▸ **Text block**
┏━━

June 30th, 2002 · 6 Comments

“Hm,” I said. “There appears to be a porblem.”

My cot was too big for my tent.

Have you ever slept on rocky ground without padding? Right, neither have I. I had three options: sleep outside on my cot with the ticks and the gnats and the raccoons, drive down to town and hope for a store to still be open that sold outdoor gear, or suck it up and hope my sleeping blanket would cushion me enough.

I chose to suck it up.

* * *

Somehow, the conversation got around to Texas. I don’t remember how, but here’s the gyst of how the conversation went:

“They don’t do it like that in Texas,” Jeff said, “they do things like so.”

“Yes,” Melissa agreed. “In Texas, things are like this. Unlike here, where they’re like that.”

“Well, in Texas,” I said loudly, “golden bricks fall out of your ass when you fart!”

Snarf.

* * *

We observed stars, made monster s’mores, and ate steak. Then we went to our respective beds.

Dave pitched in by giving me his sleeping bag, which helped a little, but by morning it was undeniable: I’d been sleeping on rocks. I could feel it.

Anyone who goes camping to be convenienced is in it for the wrong reasons. I was rested, and that was good enough for me.

Time for breakfast.

* * *

Breakfast came in three glorious, artery-hardening steps. It also took Mike three hours to make.

First, the bacon. I’d say a couple pounds worth. Enough that when he was done, Mike’s twelve inch cast iron skillet was half full of grease. Unlike everyone else in the camping party, I like my bacon cooked, but limp. Not British, limp. Crispy bacon is such a turn off to me.

┗━━

▸ **Material supplied**
┏━━

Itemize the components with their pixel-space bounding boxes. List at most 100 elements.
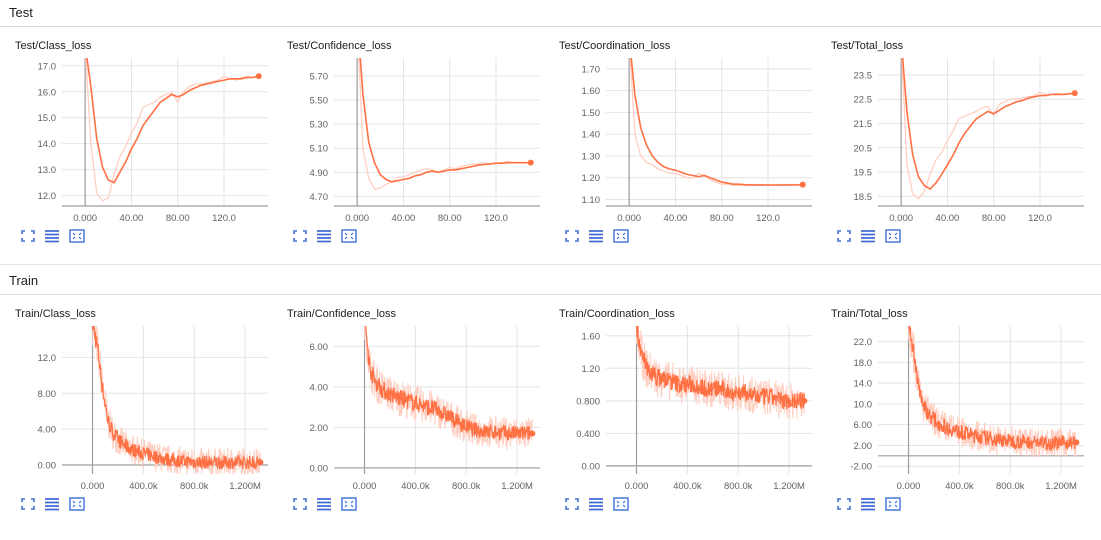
series-smoothed-line [86,58,259,184]
expand-icon [293,498,307,510]
chart-plot[interactable]: 18.5 19.5 20.5 21.5 22.5 23.5 0.000 40.00 80.00 1… [816,36,1088,226]
expand-button[interactable] [564,229,580,243]
chart-plot[interactable]: 12.0 13.0 14.0 15.0 16.0 17.0 0.000 40.00 80.00 1… [0,36,272,226]
x-tick-label: 0.000 [889,213,913,224]
fit-domain-icon [69,497,85,511]
chart-title: Train/Class_loss [15,308,96,320]
x-tick-label: 120.0 [756,213,780,224]
x-tick-label: 1.200M [229,481,261,492]
chart-card: Test/Confidence_loss 4.70 4.90 5.10 5.30 5.50… [272,36,544,272]
list-button[interactable] [316,229,332,243]
y-tick-label: 0.00 [310,463,329,474]
list-icon [45,498,59,511]
expand-button[interactable] [292,229,308,243]
chart-plot[interactable]: 1.10 1.20 1.30 1.40 1.50 1.60 1.70 0.000 40.00 80… [544,36,816,226]
expand-icon [21,230,35,242]
chart-plot[interactable]: 0.00 4.00 8.00 12.0 0.000 400.0k 800.0k 1.200M [0,304,272,494]
x-tick-label: 40.00 [936,213,960,224]
section-header-train[interactable]: Train [0,268,1101,295]
y-tick-label: 4.00 [38,425,57,436]
list-icon [589,498,603,511]
chart-title: Test/Coordination_loss [559,40,671,52]
x-tick-label: 120.0 [484,213,508,224]
fit-domain-button[interactable] [613,497,629,511]
x-tick-label: 1.200M [501,481,533,492]
expand-icon [565,230,579,242]
x-tick-label: 800.0k [452,481,481,492]
y-tick-label: 5.30 [310,120,329,131]
fit-domain-button[interactable] [341,497,357,511]
y-tick-label: 1.30 [582,151,601,162]
expand-icon [837,230,851,242]
y-tick-label: 16.0 [38,87,57,98]
list-button[interactable] [860,497,876,511]
y-tick-label: 4.70 [310,192,329,203]
series-smoothed-line [92,326,261,471]
chart-plot[interactable]: -2.00 2.00 6.00 10.0 14.0 18.0 22.0 0.000 400.0k… [816,304,1088,494]
series-smoothed-line [901,58,1075,191]
x-tick-label: 120.0 [212,213,236,224]
series-smoothed-line [359,58,531,183]
series-end-point [1073,439,1080,446]
fit-domain-icon [885,229,901,243]
section-title: Train [9,273,39,288]
y-tick-label: 18.5 [854,192,873,203]
expand-button[interactable] [292,497,308,511]
list-button[interactable] [588,497,604,511]
fit-domain-button[interactable] [613,229,629,243]
y-tick-label: 5.10 [310,144,329,155]
list-button[interactable] [588,229,604,243]
list-button[interactable] [860,229,876,243]
chart-card: Train/Class_loss 0.00 4.00 8.00 12.0 0.000 400… [0,304,272,540]
x-tick-label: 800.0k [180,481,209,492]
chart-plot[interactable]: 4.70 4.90 5.10 5.30 5.50 5.70 0.000 40.00 80.00 1… [272,36,544,226]
list-button[interactable] [44,497,60,511]
list-icon [589,230,603,243]
expand-button[interactable] [836,497,852,511]
y-tick-label: 14.0 [38,139,57,150]
expand-button[interactable] [836,229,852,243]
series-end-point [527,159,534,166]
expand-button[interactable] [564,497,580,511]
y-tick-label: 6.00 [854,420,873,431]
y-tick-label: 0.400 [576,429,600,440]
expand-button[interactable] [20,497,36,511]
fit-domain-button[interactable] [885,497,901,511]
series-end-point [801,397,808,404]
list-button[interactable] [44,229,60,243]
y-tick-label: 19.5 [854,168,873,179]
series-end-point [255,73,262,80]
chart-plot[interactable]: 0.00 2.00 4.00 6.00 0.000 400.0k 800.0k 1.200M [272,304,544,494]
expand-icon [837,498,851,510]
fit-domain-button[interactable] [69,229,85,243]
chart-title: Test/Total_loss [831,40,904,52]
y-tick-label: 1.60 [582,331,601,342]
chart-card: Test/Coordination_loss 1.10 1.20 1.30 1.40 1.… [544,36,816,272]
y-tick-label: 5.70 [310,72,329,83]
fit-domain-button[interactable] [341,229,357,243]
section-header-test[interactable]: Test [0,0,1101,27]
y-tick-label: 14.0 [854,379,873,390]
y-tick-label: 23.5 [854,70,873,81]
y-tick-label: 17.0 [38,61,57,72]
y-tick-label: 13.0 [38,165,57,176]
y-tick-label: 2.00 [854,441,873,452]
series-raw-line [358,58,531,190]
series-smoothed-line [630,58,803,186]
chart-card: Train/Confidence_loss 0.00 2.00 4.00 6.00 0.0… [272,304,544,540]
x-tick-label: 400.0k [673,481,702,492]
y-tick-label: 4.00 [310,382,329,393]
chart-plot[interactable]: 0.00 0.400 0.800 1.20 1.60 0.000 400.0k 800.0k 1… [544,304,816,494]
x-tick-label: 1.200M [773,481,805,492]
section-title: Test [9,5,33,20]
expand-button[interactable] [20,229,36,243]
fit-domain-button[interactable] [885,229,901,243]
y-tick-label: 21.5 [854,119,873,130]
list-button[interactable] [316,497,332,511]
x-tick-label: 0.000 [897,481,921,492]
fit-domain-button[interactable] [69,497,85,511]
x-tick-label: 80.00 [710,213,734,224]
series-end-point [1071,90,1078,97]
y-tick-label: 1.20 [582,173,601,184]
series-raw-line [85,58,259,202]
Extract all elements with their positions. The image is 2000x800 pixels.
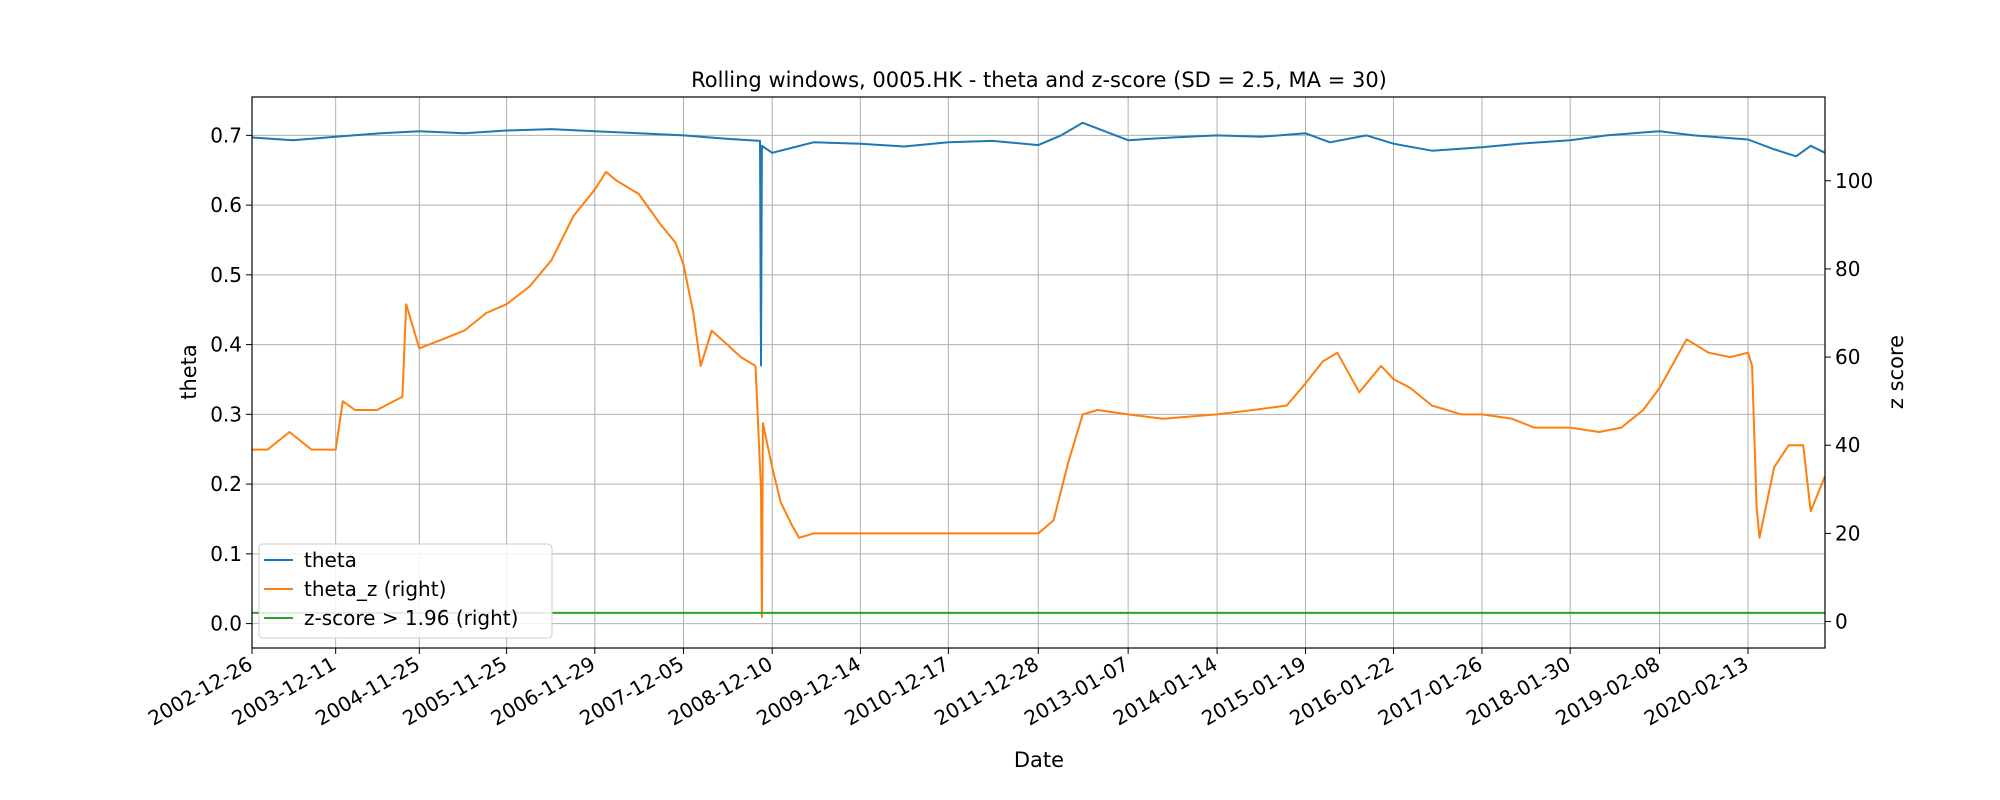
right-tick-label: 0: [1835, 610, 1848, 634]
left-axis-label: theta: [177, 344, 201, 400]
legend-label: theta: [304, 548, 357, 572]
right-tick-label: 60: [1835, 345, 1860, 369]
legend-box: [258, 543, 553, 639]
legend: theta theta_z (right) z-score > 1.96 (righ…: [258, 543, 553, 639]
left-axis: 0.0 0.1 0.2 0.3 0.4 0.5 0.6 0.7: [210, 123, 252, 636]
right-axis-label: z score: [1884, 335, 1908, 409]
series-line-theta: [251, 121, 1826, 367]
grid: [251, 97, 1825, 648]
left-tick-label: 0.5: [210, 263, 242, 287]
right-tick-label: 80: [1835, 257, 1860, 281]
series-line-theta-z-right: [252, 170, 1826, 619]
right-axis: 0 20 40 60 80 100: [1825, 169, 1873, 634]
left-tick-label: 0.3: [210, 402, 242, 426]
right-tick-label: 40: [1835, 433, 1860, 457]
left-tick-label: 0.0: [210, 612, 242, 636]
x-axis-label: Date: [1014, 748, 1064, 772]
right-tick-label: 100: [1835, 169, 1873, 193]
legend-label: theta_z (right): [304, 577, 446, 601]
left-tick-label: 0.6: [210, 193, 242, 217]
left-tick-label: 0.4: [210, 333, 242, 357]
left-tick-label: 0.7: [210, 123, 242, 147]
left-tick-label: 0.2: [210, 472, 242, 496]
left-tick-label: 0.1: [210, 542, 242, 566]
chart-title: Rolling windows, 0005.HK - theta and z-s…: [691, 68, 1387, 92]
legend-label: z-score > 1.96 (right): [304, 606, 518, 630]
right-tick-label: 20: [1835, 521, 1860, 545]
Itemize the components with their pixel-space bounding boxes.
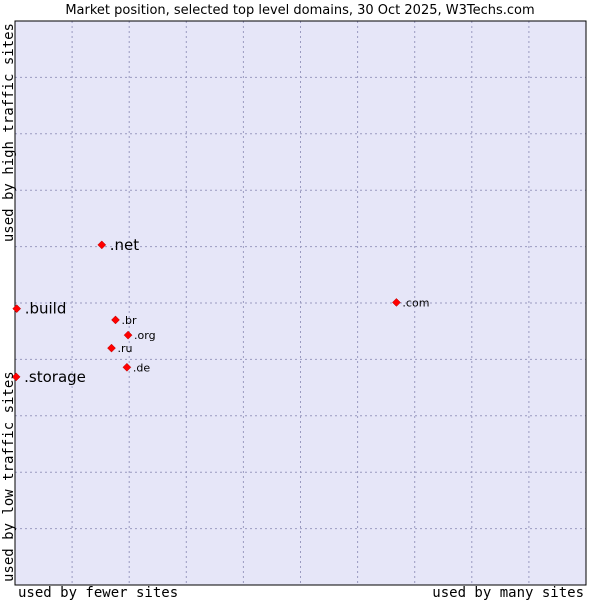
point-label: .storage	[24, 368, 86, 386]
point-label: .org	[134, 329, 156, 342]
point-marker	[12, 304, 22, 313]
point-marker	[111, 315, 120, 325]
data-point: .de	[122, 361, 150, 374]
data-points: .net .build .storage .com .br .org.ru.de	[11, 236, 429, 386]
point-label: .de	[133, 361, 150, 374]
point-label: .build	[25, 300, 67, 318]
y-axis-label-top: used by high traffic sites	[1, 23, 17, 242]
data-point: .com	[392, 296, 429, 309]
point-label: .com	[402, 296, 429, 309]
point-marker	[122, 362, 132, 372]
point-marker	[123, 330, 133, 340]
y-axis-label-bottom: used by low traffic sites	[1, 371, 17, 582]
chart-title: Market position, selected top level doma…	[65, 3, 534, 18]
data-point: .br	[111, 314, 137, 327]
point-marker	[11, 372, 21, 382]
point-label: .br	[121, 314, 136, 327]
grid-lines	[15, 21, 586, 585]
point-marker	[107, 343, 116, 353]
x-axis-label-left: used by fewer sites	[18, 585, 178, 600]
data-point: .storage	[11, 368, 86, 386]
point-label: .ru	[117, 342, 132, 355]
point-marker	[392, 298, 401, 307]
x-axis-label-right: used by many sites	[432, 585, 584, 600]
data-point: .org	[123, 329, 156, 342]
plot-frame	[14, 20, 587, 586]
point-label: .net	[110, 236, 140, 254]
point-marker	[97, 240, 107, 250]
data-point: .net	[97, 236, 140, 254]
data-point: .build	[12, 300, 67, 318]
data-point: .ru	[107, 342, 132, 355]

┗━━

▸ **Problems and tasks**
A. In the camping post, how long did Mike take to make breakfast?
B. Repeat the camping post word for word from "June 30th, 2002" to "suck it up.".
C. Carry on the camping post from its last sentence.
The listing plays no part in what follows.

▸ **Written answers**
A. Three hours.

B.
June 30th, 2002 · 6 Comments

“Hm,” I said. “There appears to be a porblem.”

My cot was too big for my tent.

Have you ever slept on rocky ground without padding? Right, neither have I. I had three options: sleep outside on my cot with the ticks and the gnats and the raccoons, drive down to town and hope for a store to still be open that sold outdoor gear, or suck it up and hope my sleeping blanket would cushion me enough.

I chose to suck it up.

C.
Second — eggs. For me, blinded (that’s sunny side up and splashed with hot bacon grease). I had one. Delish.

Third were the pancakes. I nibbled on a baby one, having eaten a banana and some coffee cake in between the bacon and the eggs and the eggs and the pancakes. I was quite full.

* * *

“What do you mean you didn’t bring water?” was what I was thinking. I may have said it, too. My fool mouth has a tendency to be that way.

Either way, I handed my spare bottle to Matt, eyeing my remaining one thoughtfully. Filled to the brim, I figured it would last me the 3.4 mile loop to Mina Falls and back.

I figured wrong.

There’s a gravel path at the point where the Mina Falls Trail meets up with the Taum Sauk trailhead. After that, it rapidly devolves into a rocky, rugged path. The first half of the hike is over a mile, terminating at the falls. The second half is longer, and far more dangerous.

We were a quarter way along that second half, picking our way up the mountain. I pulled my bottle out from the net holster on my backpack and shook it. Two, maybe three gulps left.

“Not good,” I muttered.

Dave and Matt had wandered on ahead. Looking behind me, I could see Jeff was resting again. He’d been doing that a lot. He, too, was low on water. Mike and Melissa stuck close to him, watching him. They were thinking the same thing I was.

“This is not good,” I repeated.

Matt trotted back down the trail.

We talked, a quick plan forming. We related our ideas to Melissa and Mike, who nodded in agreement. Then Matt and I took off up the trail.

I had it figured two ways. Either I was going to go slow with the party and take two hours to do the last mile on a sliver of water — which wouldn’t last me one hour, let alone two — or I was going to charge up the path in a quarter of that time, refill, and return with water for the rest of the gang.

I started out ahead of Matt, but he caught up when I had to stop to drain off the last of my water. He stayed fifteen paces ahead of me the rest of our charge — somehow I managed to maintain a good clip.

Then my face and hands started tingling. I stumbled, plunged on.

“So not good,” I muttered.

And then Matt yelled out the one word that made my day ten times brighter.

“GRAVEL!”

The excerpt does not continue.